Would you copy out the whole listing exactly as given?

** Start Given data **

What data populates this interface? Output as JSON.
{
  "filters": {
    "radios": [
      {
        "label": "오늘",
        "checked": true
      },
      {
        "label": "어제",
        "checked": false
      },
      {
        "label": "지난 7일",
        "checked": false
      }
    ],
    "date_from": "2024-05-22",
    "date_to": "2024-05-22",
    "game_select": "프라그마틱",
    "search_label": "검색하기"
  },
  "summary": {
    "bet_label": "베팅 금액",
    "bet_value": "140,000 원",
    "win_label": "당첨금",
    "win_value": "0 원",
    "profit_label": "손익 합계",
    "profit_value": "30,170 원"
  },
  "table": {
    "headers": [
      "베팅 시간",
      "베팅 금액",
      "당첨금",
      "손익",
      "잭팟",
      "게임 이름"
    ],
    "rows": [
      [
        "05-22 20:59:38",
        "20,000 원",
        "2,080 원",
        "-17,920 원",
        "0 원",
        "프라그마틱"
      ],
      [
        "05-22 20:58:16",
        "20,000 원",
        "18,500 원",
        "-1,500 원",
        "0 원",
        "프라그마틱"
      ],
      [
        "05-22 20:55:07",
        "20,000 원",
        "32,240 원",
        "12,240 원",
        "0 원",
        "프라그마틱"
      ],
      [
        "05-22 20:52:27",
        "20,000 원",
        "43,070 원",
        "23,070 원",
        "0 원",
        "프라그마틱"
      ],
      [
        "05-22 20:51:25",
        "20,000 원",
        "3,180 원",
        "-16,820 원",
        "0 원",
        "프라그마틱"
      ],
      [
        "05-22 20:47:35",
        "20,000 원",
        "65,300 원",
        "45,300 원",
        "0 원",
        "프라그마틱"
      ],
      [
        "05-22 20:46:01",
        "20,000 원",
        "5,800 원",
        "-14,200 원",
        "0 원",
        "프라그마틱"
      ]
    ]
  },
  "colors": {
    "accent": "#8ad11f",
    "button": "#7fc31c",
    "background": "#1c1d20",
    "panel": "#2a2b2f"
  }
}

** End Given data **

→ **Problem solution**:
What data populates this interface? Output as JSON.
{
  "filters": {
    "radios": [
      {
        "label": "오늘",
        "checked": true
      },
      {
        "label": "어제",
        "checked": false
      },
      {
        "label": "지난 7일",
        "checked": false
      }
    ],
    "date_from": "2024-05-22",
    "date_to": "2024-05-22",
    "game_select": "프라그마틱",
    "search_label": "검색하기"
  },
  "summary": {
    "bet_label": "베팅 금액",
    "bet_value": "140,000 원",
    "win_label": "당첨금",
    "win_value": "0 원",
    "profit_label": "손익 합계",
    "profit_value": "30,170 원"
  },
  "table": {
    "headers": [
      "베팅 시간",
      "베팅 금액",
      "당첨금",
      "손익",
      "잭팟",
      "게임 이름"
    ],
    "rows": [
      [
        "05-22 20:59:38",
        "20,000 원",
        "2,080 원",
        "-17,920 원",
        "0 원",
        "프라그마틱"
      ],
      [
        "05-22 20:58:16",
        "20,000 원",
        "18,500 원",
        "-1,500 원",
        "0 원",
        "프라그마틱"
      ],
      [
        "05-22 20:55:07",
        "20,000 원",
        "32,240 원",
        "12,240 원",
        "0 원",
        "프라그마틱"
      ],
      [
        "05-22 20:52:27",
        "20,000 원",
        "43,070 원",
        "23,070 원",
        "0 원",
        "프라그마틱"
      ],
      [
        "05-22 20:51:25",
        "20,000 원",
        "3,180 원",
        "-16,820 원",
        "0 원",
        "프라그마틱"
      ],
      [
        "05-22 20:47:35",
        "20,000 원",
        "65,300 원",
        "45,300 원",
        "0 원",
        "프라그마틱"
      ],
      [
        "05-22 20:46:01",
        "20,000 원",
        "5,800 원",
        "-14,200 원",
        "0 원",
        "프라그마틱"
      ]
    ]
  },
  "colors": {
    "accent": "#8ad11f",
    "button": "#7fc31c",
    "background": "#1c1d20",
    "panel": "#2a2b2f"
  }
}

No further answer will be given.